● Extract:

════════════════════

4.2. The VOICE Project - a Telematics Applications' Accompanying Measure
We felt that all the activities started at JRC-ISIS with the collaboration
of its Italian Partners, could get a particularly important push if
the tests and the dissemination of the results could be organised in
several countries. So we enlarged our group, proposing as first to the
Educational Endeavour Computer Science for the Blind of the Institute
for Computer Science of the Johannes Kepler University in Linz and to
the Institute for Auditory and Visual Training (IHSB) in Linz to join
us.
We prepared a proposal for an Accompanying Measure, which we submitted
to the Telematics Applications Programme Call in April 1997. The proposal:
VOICE - Giving a VOICE to the deaf, by developing awareness of VOICE
to text recognition capabilities, has been selected and we are at present
(March 1998) in the last negotiation phases for starting the Project.
The Project proposes to continue the activities in this field, increasing
the contacts to a broader European dimension and disseminating the awareness
of the capabilities of voice to text recognition systems. The Project
will provide an Accompanying Measure playing a technical and social
role in collecting information and presenting it in a coherent way to
the producers of speech recognition systems and researchers. The aim
is that of disseminating information on how the producers may help the
users with disabilities by limited improvement of their standard products
and on how the users with special needs may collect useful information
and translate it into technical specifications.
JRC-ISIS is acting as scientific and technical co-ordinator of the Project,
developing several specific aspects of the research. FBL software house,
experienced in applications of speech recognition to the disabled, is
developing additional software and integrating it into the demonstrator
to turn off-the-shelf voice to text recognition packages into user-friendly
programs modelled on the requirements of the users. Each step of the
activity is discussed and checked with ALFA and CECOEV Associations
of the deaf in Milan. Kepler University examines the Italian results,
verifying their validity in Austria and helping IHSB in the Austrian
validation phase.

════════════════════

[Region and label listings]
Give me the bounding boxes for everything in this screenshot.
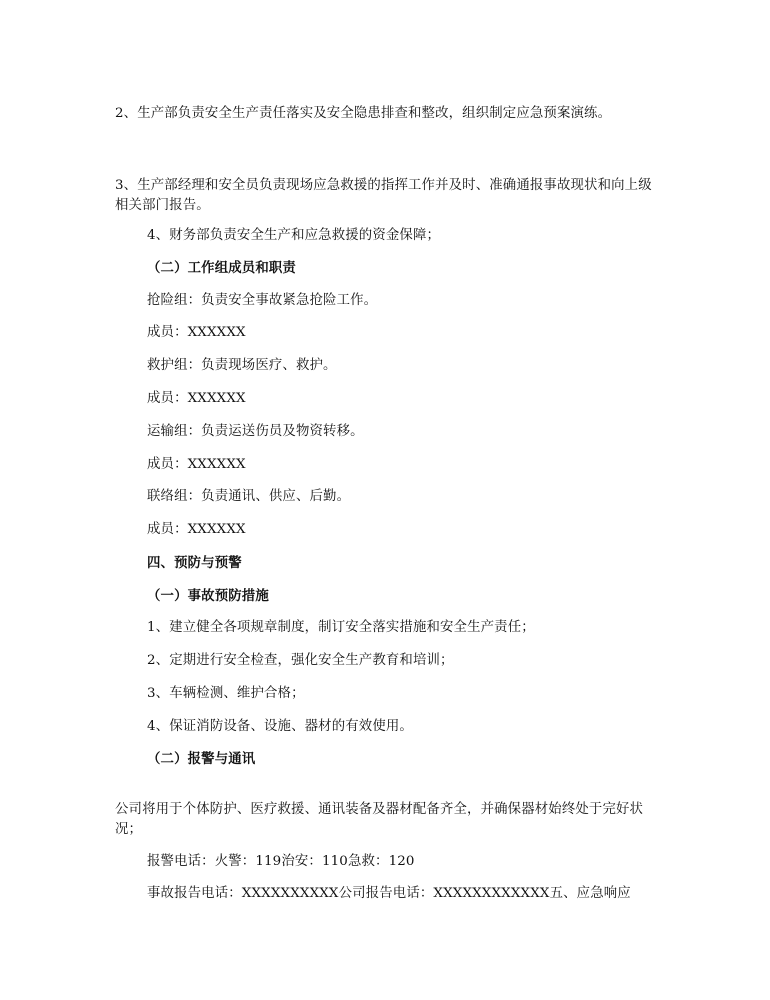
- transport-members: 成员：XXXXXX: [147, 457, 246, 472]
- heading-alarm: （二）报警与通讯: [147, 751, 256, 767]
- heading-prevention: （一）事故预防措施: [147, 588, 269, 604]
- rescue-group: 抢险组：负责安全事故紧急抢险工作。: [147, 293, 378, 308]
- prevention-item-4: 4、保证消防设备、设施、器材的有效使用。: [147, 719, 413, 734]
- liaison-group: 联络组：负责通讯、供应、后勤。: [147, 489, 351, 504]
- heading-section-4: 四、预防与预警: [147, 555, 242, 571]
- prevention-item-2: 2、定期进行安全检查，强化安全生产教育和培训；: [147, 653, 454, 668]
- paragraph-item-3: 3、生产部经理和安全员负责现场应急救援的指挥工作并及时、准确通报事故现状和向上级相关部门报告。: [115, 178, 652, 213]
- aid-group: 救护组：负责现场医疗、救护。: [147, 358, 337, 373]
- rescue-members: 成员：XXXXXX: [147, 325, 246, 340]
- paragraph-item-2: 2、生产部负责安全生产责任落实及安全隐患排查和整改，组织制定应急预案演练。: [115, 106, 612, 121]
- heading-workgroup: （二）工作组成员和职责: [147, 260, 296, 276]
- prevention-item-3: 3、车辆检测、维护合格；: [147, 686, 305, 701]
- report-phones: 事故报告电话：XXXXXXXXXX公司报告电话：XXXXXXXXXXXX五、应急响应: [147, 886, 631, 901]
- paragraph-item-4: 4、财务部负责安全生产和应急救援的资金保障；: [147, 228, 441, 243]
- liaison-members: 成员：XXXXXX: [147, 522, 246, 537]
- aid-members: 成员：XXXXXX: [147, 391, 246, 406]
- alarm-phones: 报警电话：火警：119治安：110急救：120: [147, 854, 415, 869]
- transport-group: 运输组：负责运送伤员及物资转移。: [147, 424, 364, 439]
- paragraph-equipment: 公司将用于个体防护、医疗救援、通讯装备及器材配备齐全，并确保器材始终处于完好状况；: [115, 802, 644, 837]
- prevention-item-1: 1、建立健全各项规章制度，制订安全落实措施和安全生产责任；: [147, 620, 535, 635]
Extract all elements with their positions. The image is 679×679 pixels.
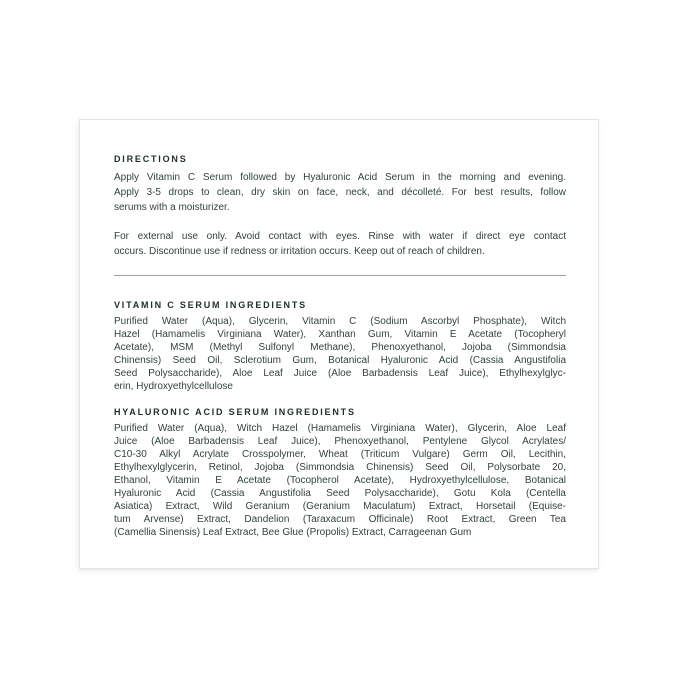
- text-line: Juice (Aloe Barbadensis Leaf Juice), Phenoxyethanol, Pentylene Glycol Acrylates/: [114, 436, 566, 447]
- text-line: Hazel (Hamamelis Virginiana Water), Xanthan Gum, Vitamin E Acetate (Tocopheryl: [114, 329, 566, 340]
- text-line: For external use only. Avoid contact with eyes. Rinse with water if direct eye contact: [114, 231, 566, 242]
- text-line: (Camellia Sinensis) Leaf Extract, Bee Glue (Propolis) Extract, Carrageenan Gum: [114, 527, 472, 538]
- directions-usage-paragraph: [114, 170, 566, 215]
- text-line: Ethanol, Vitamin E Acetate (Tocopherol Acetate), Hydroxyethylcellulose, Botanical: [114, 475, 566, 486]
- text-line: Chinensis) Seed Oil, Sclerotium Gum, Botanical Hyaluronic Acid (Cassia Angustifolia: [114, 355, 566, 366]
- vitamin-c-ingredients-section: [114, 299, 566, 393]
- text-line: occurs. Discontinue use if redness or irritation occurs. Keep out of reach of children.: [114, 246, 485, 257]
- text-line: Apply 3-5 drops to clean, dry skin on face, neck, and décolleté. For best results, follow: [114, 187, 566, 198]
- hyaluronic-acid-ingredients-heading: HYALURONIC ACID SERUM INGREDIENTS: [114, 407, 356, 417]
- text-line: Hyaluronic Acid (Cassia Angustifolia Seed Polysaccharide), Gotu Kola (Centella: [114, 488, 566, 499]
- text-line: Apply Vitamin C Serum followed by Hyaluronic Acid Serum in the morning and evening.: [114, 172, 566, 183]
- text-line: C10-30 Alkyl Acrylate Crosspolymer, Wheat (Triticum Vulgare) Germ Oil, Lecithin,: [114, 449, 566, 460]
- vitamin-c-ingredients-heading: VITAMIN C SERUM INGREDIENTS: [114, 300, 307, 310]
- directions-warning-paragraph: [114, 229, 566, 259]
- text-line: tum Arvense) Extract, Dandelion (Taraxacum Officinale) Root Extract, Green Tea: [114, 514, 566, 525]
- text-line: Purified Water (Aqua), Witch Hazel (Hamamelis Virginiana Water), Glycerin, Aloe Leaf: [114, 423, 566, 434]
- section-divider: [114, 275, 566, 276]
- directions-heading: DIRECTIONS: [114, 154, 188, 164]
- text-line: erin, Hydroxyethylcellulose: [114, 381, 233, 392]
- text-line: Asiatica) Extract, Wild Geranium (Geranium Maculatum) Extract, Horsetail (Equise-: [114, 501, 566, 512]
- directions-section: [114, 153, 566, 259]
- text-line: Seed Polysaccharide), Aloe Leaf Juice (Aloe Barbadensis Leaf Juice), Ethylhexylglyc-: [114, 368, 566, 379]
- text-line: Purified Water (Aqua), Glycerin, Vitamin C (Sodium Ascorbyl Phosphate), Witch: [114, 316, 566, 327]
- vitamin-c-ingredients-paragraph: [114, 315, 566, 393]
- text-line: serums with a moisturizer.: [114, 202, 230, 213]
- text-line: Ethylhexylglycerin, Retinol, Jojoba (Simmondsia Chinensis) Seed Oil, Polysorbate 20,: [114, 462, 566, 473]
- text-line: Acetate), MSM (Methyl Sulfonyl Methane), Phenoxyethanol, Jojoba (Simmondsia: [114, 342, 566, 353]
- label-card: [79, 119, 599, 569]
- hyaluronic-acid-ingredients-section: [114, 406, 566, 539]
- hyaluronic-acid-ingredients-paragraph: [114, 422, 566, 539]
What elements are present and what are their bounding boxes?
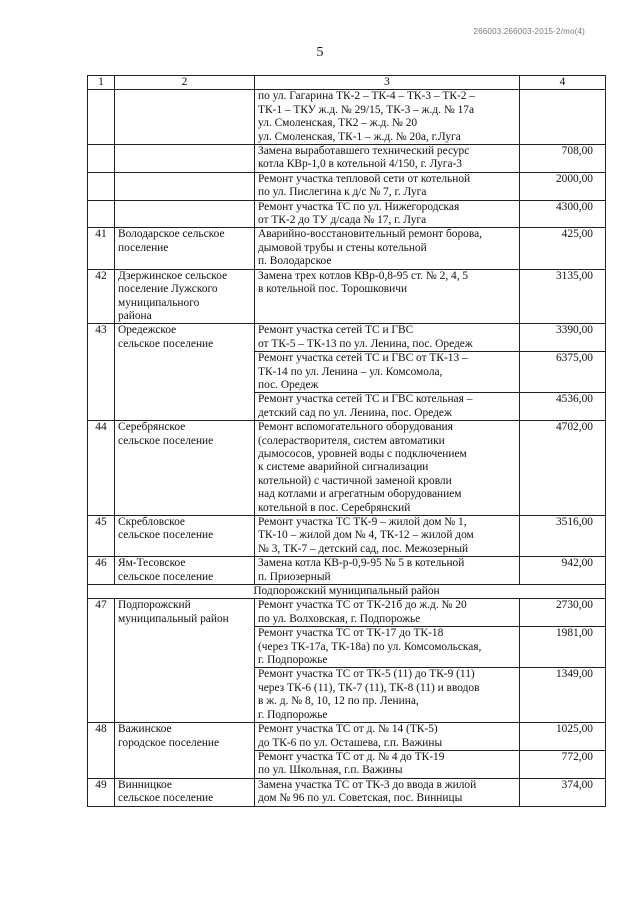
municipality-name — [115, 200, 255, 228]
table-row — [88, 269, 606, 324]
table-row — [88, 90, 606, 145]
column-header: 4 — [520, 76, 606, 90]
work-description: Ремонт участка ТС по ул. Нижегородская от ТК-2 до ТУ д/сада № 17, г. Луга — [255, 200, 520, 228]
amount-value: 3135,00 — [520, 269, 606, 324]
item-number: 46 — [88, 557, 115, 585]
item-number: 42 — [88, 269, 115, 324]
section-title: Подпорожский муниципальный район — [88, 585, 606, 599]
item-number — [88, 200, 115, 228]
work-description: Ремонт участка тепловой сети от котельной по ул. Пислегина к д/с № 7, г. Луга — [255, 172, 520, 200]
item-number: 43 — [88, 324, 115, 421]
municipality-name: Скребловское сельское поселение — [115, 516, 255, 557]
table-row — [88, 228, 606, 269]
work-description: Ремонт вспомогательного оборудования (солерастворителя, систем автоматики дымососов, уровней воды с подключением к системе аварийной сигнализации котельной) с частичной заменой кровли над котлами и агрегатным оборудованием котельной в пос. Серебрянский — [255, 421, 520, 516]
amount-value: 1981,00 — [520, 627, 606, 668]
column-header: 1 — [88, 76, 115, 90]
amount-value: 1349,00 — [520, 668, 606, 723]
column-header-row — [88, 76, 606, 90]
municipality-name: Важинское городское поселение — [115, 723, 255, 779]
municipality-name: Оредежское сельское поселение — [115, 324, 255, 421]
amount-value: 374,00 — [520, 778, 606, 806]
amount-value: 1025,00 — [520, 723, 606, 751]
amount-value — [520, 90, 606, 145]
item-number — [88, 172, 115, 200]
item-number: 48 — [88, 723, 115, 779]
amount-value: 942,00 — [520, 557, 606, 585]
work-description: Ремонт участка ТС от ТК-21б до ж.д. № 20 по ул. Волховская, г. Подпорожье — [255, 599, 520, 627]
amount-value: 708,00 — [520, 145, 606, 173]
table-row — [88, 145, 606, 173]
amount-value: 4300,00 — [520, 200, 606, 228]
item-number — [88, 90, 115, 145]
municipality-name: Ям-Тесовское сельское поселение — [115, 557, 255, 585]
municipality-name — [115, 172, 255, 200]
table-row — [88, 778, 606, 806]
item-number: 41 — [88, 228, 115, 269]
work-description: Замена котла КВ-р-0,9-95 № 5 в котельной п. Приозерный — [255, 557, 520, 585]
work-description: Замена трех котлов КВр-0,8-95 ст. № 2, 4, 5 в котельной пос. Торошковичи — [255, 269, 520, 324]
table-row — [88, 200, 606, 228]
work-description: по ул. Гагарина ТК-2 – ТК-4 – ТК-3 – ТК-2 – ТК-1 – ТКУ ж.д. № 29/15, ТК-3 – ж.д. № 17а ул. Смоленская, ТК2 – ж.д. № 20 ул. Смоленская, ТК-1 – ж.д. № 20а, г.Луга — [255, 90, 520, 145]
amount-value: 425,00 — [520, 228, 606, 269]
municipality-name: Володарское сельское поселение — [115, 228, 255, 269]
column-header: 2 — [115, 76, 255, 90]
work-description: Ремонт участка ТС от ТК-17 до ТК-18 (через ТК-17а, ТК-18а) по ул. Комсомольская, г. Подпорожье — [255, 627, 520, 668]
work-description: Ремонт участка ТС ТК-9 – жилой дом № 1, ТК-10 – жилой дом № 4, ТК-12 – жилой дом № 3, ТК-7 – детский сад, пос. Межозерный — [255, 516, 520, 557]
works-table-body — [88, 76, 606, 807]
table-row — [88, 324, 606, 352]
work-description: Ремонт участка сетей ТС и ГВС от ТК-13 – ТК-14 по ул. Ленина – ул. Комсомола, пос. Оредеж — [255, 352, 520, 393]
table-row — [88, 421, 606, 516]
section-row — [88, 585, 606, 599]
work-description: Ремонт участка сетей ТС и ГВС котельная – детский сад по ул. Ленина, пос. Оредеж — [255, 393, 520, 421]
work-description: Ремонт участка ТС от ТК-5 (11) до ТК-9 (11) через ТК-6 (11), ТК-7 (11), ТК-8 (11) и вводов в ж. д. № 8, 10, 12 по пр. Ленина, г. Подпорожье — [255, 668, 520, 723]
page-number: 5 — [316, 45, 324, 60]
document-code: 266003.266003-2015-2/mo(4) — [473, 27, 585, 36]
amount-value: 3390,00 — [520, 324, 606, 352]
table-row — [88, 172, 606, 200]
amount-value: 772,00 — [520, 750, 606, 778]
amount-value: 6375,00 — [520, 352, 606, 393]
amount-value: 4536,00 — [520, 393, 606, 421]
item-number: 47 — [88, 599, 115, 723]
item-number: 44 — [88, 421, 115, 516]
municipality-name — [115, 90, 255, 145]
table-row — [88, 723, 606, 751]
amount-value: 2730,00 — [520, 599, 606, 627]
municipality-name — [115, 145, 255, 173]
municipality-name: Винницкое сельское поселение — [115, 778, 255, 806]
municipality-name: Подпорожский муниципальный район — [115, 599, 255, 723]
work-description: Ремонт участка сетей ТС и ГВС от ТК-5 – ТК-13 по ул. Ленина, пос. Оредеж — [255, 324, 520, 352]
work-description: Замена участка ТС от ТК-3 до ввода в жилой дом № 96 по ул. Советская, пос. Винницы — [255, 778, 520, 806]
amount-value: 2000,00 — [520, 172, 606, 200]
column-header: 3 — [255, 76, 520, 90]
table-row — [88, 557, 606, 585]
item-number — [88, 145, 115, 173]
item-number: 49 — [88, 778, 115, 806]
work-description: Аварийно-восстановительный ремонт борова, дымовой трубы и стены котельной п. Володарское — [255, 228, 520, 269]
amount-value: 4702,00 — [520, 421, 606, 516]
work-description: Ремонт участка ТС от д. № 14 (ТК-5) до ТК-6 по ул. Осташева, г.п. Важины — [255, 723, 520, 751]
work-description: Замена выработавшего технический ресурс котла КВр-1,0 в котельной 4/150, г. Луга-3 — [255, 145, 520, 173]
amount-value: 3516,00 — [520, 516, 606, 557]
works-table — [87, 75, 606, 807]
municipality-name: Дзержинское сельское поселение Лужского муниципального района — [115, 269, 255, 324]
work-description: Ремонт участка ТС от д. № 4 до ТК-19 по ул. Школьная, г.п. Важины — [255, 750, 520, 778]
table-row — [88, 599, 606, 627]
municipality-name: Серебрянское сельское поселение — [115, 421, 255, 516]
item-number: 45 — [88, 516, 115, 557]
table-row — [88, 516, 606, 557]
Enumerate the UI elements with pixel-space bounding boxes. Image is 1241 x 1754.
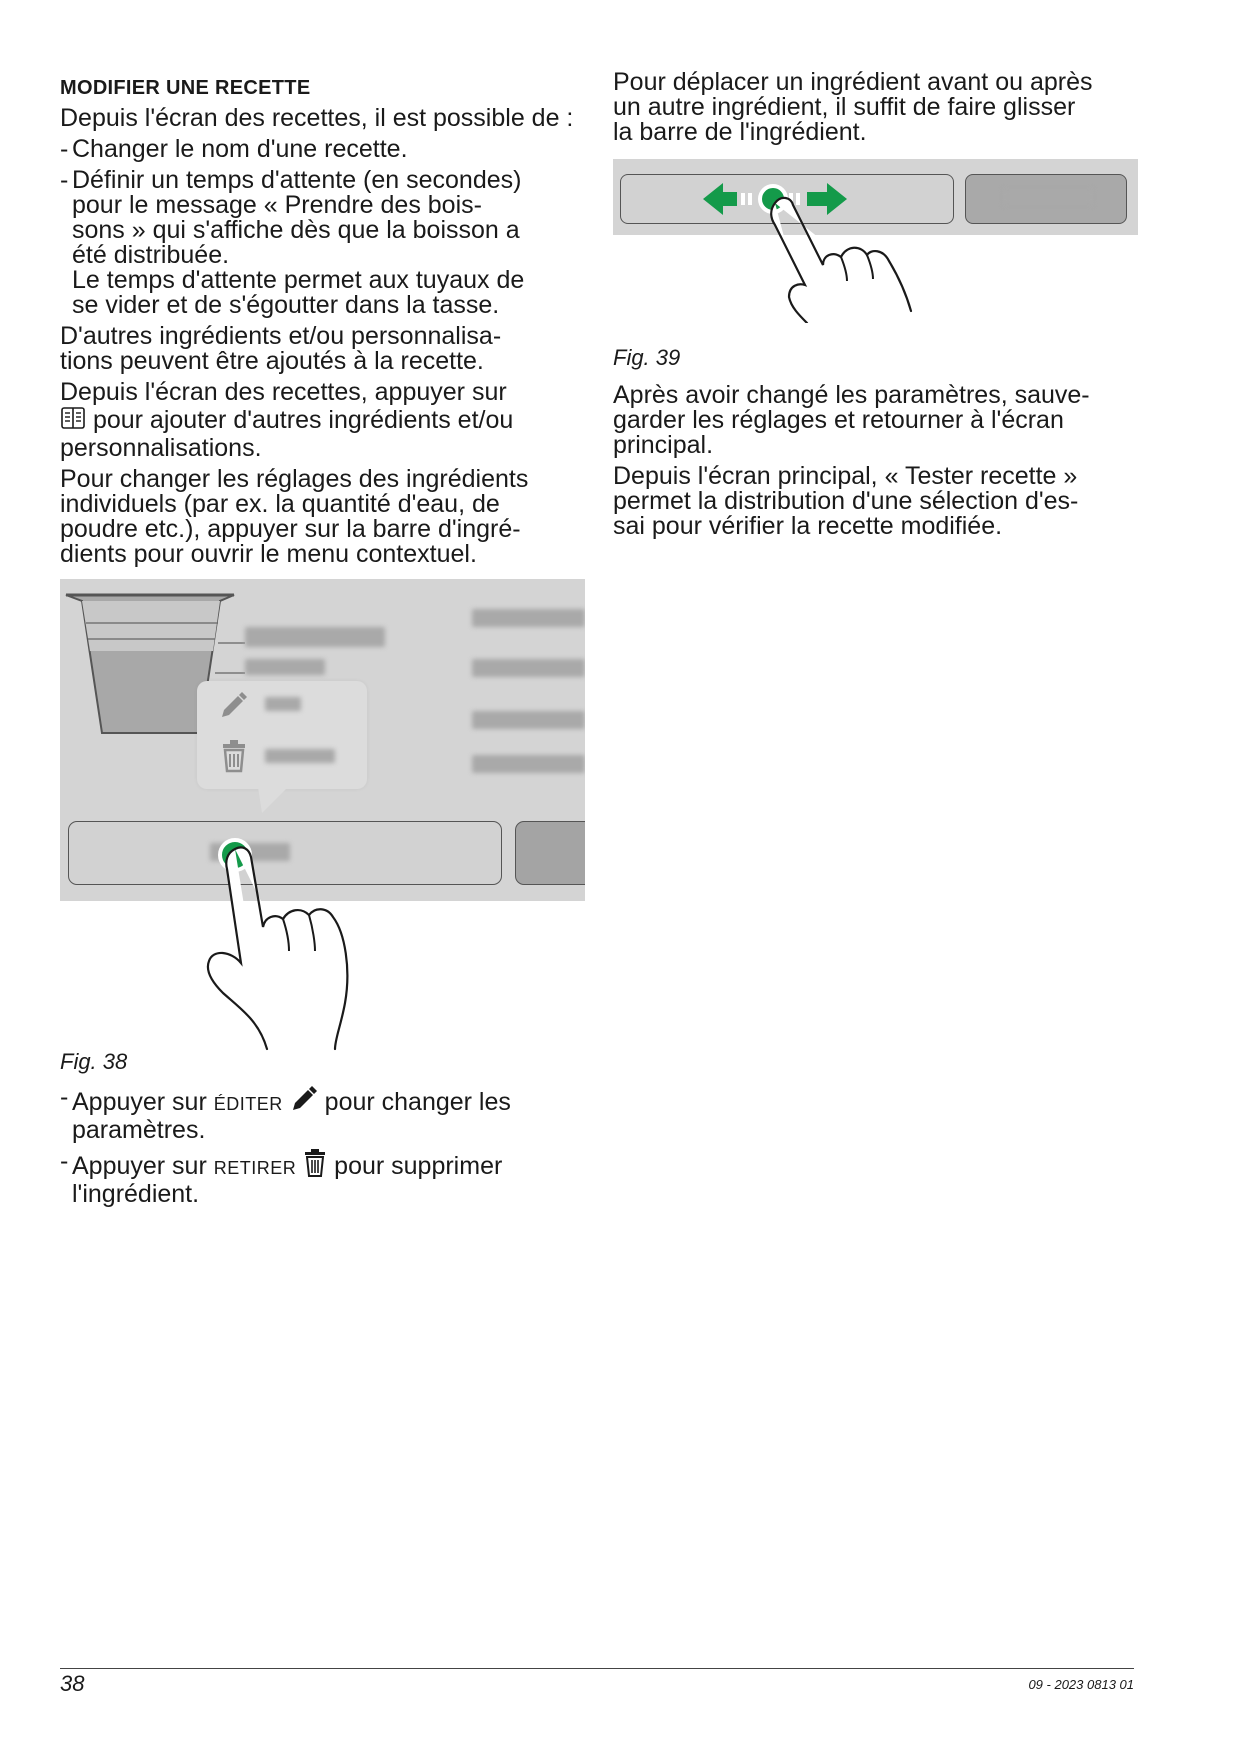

════════════════════

● Task prompt: Decide whether each statement agrees with the VOICE Project text, answering yes or no and quoting the deciding words: (a) The proposal went to the Telematics Applications Programme Call in April 1997. (b) FBL software house serves as scientific and technical co-ordinator of the Project. (c) Kepler University checks whether the Italian results hold in Austria. The entries bear no relation to the text about the VOICE Project.

● Final answer:
(a) Yes: "which we submitted to the Telematics Applications Programme Call in April 1997"
(b) No: "JRC-ISIS is acting as scientific and technical co-ordinator of the Project"
(c) Yes: "Kepler University examines the Italian results, verifying their validity in Austria"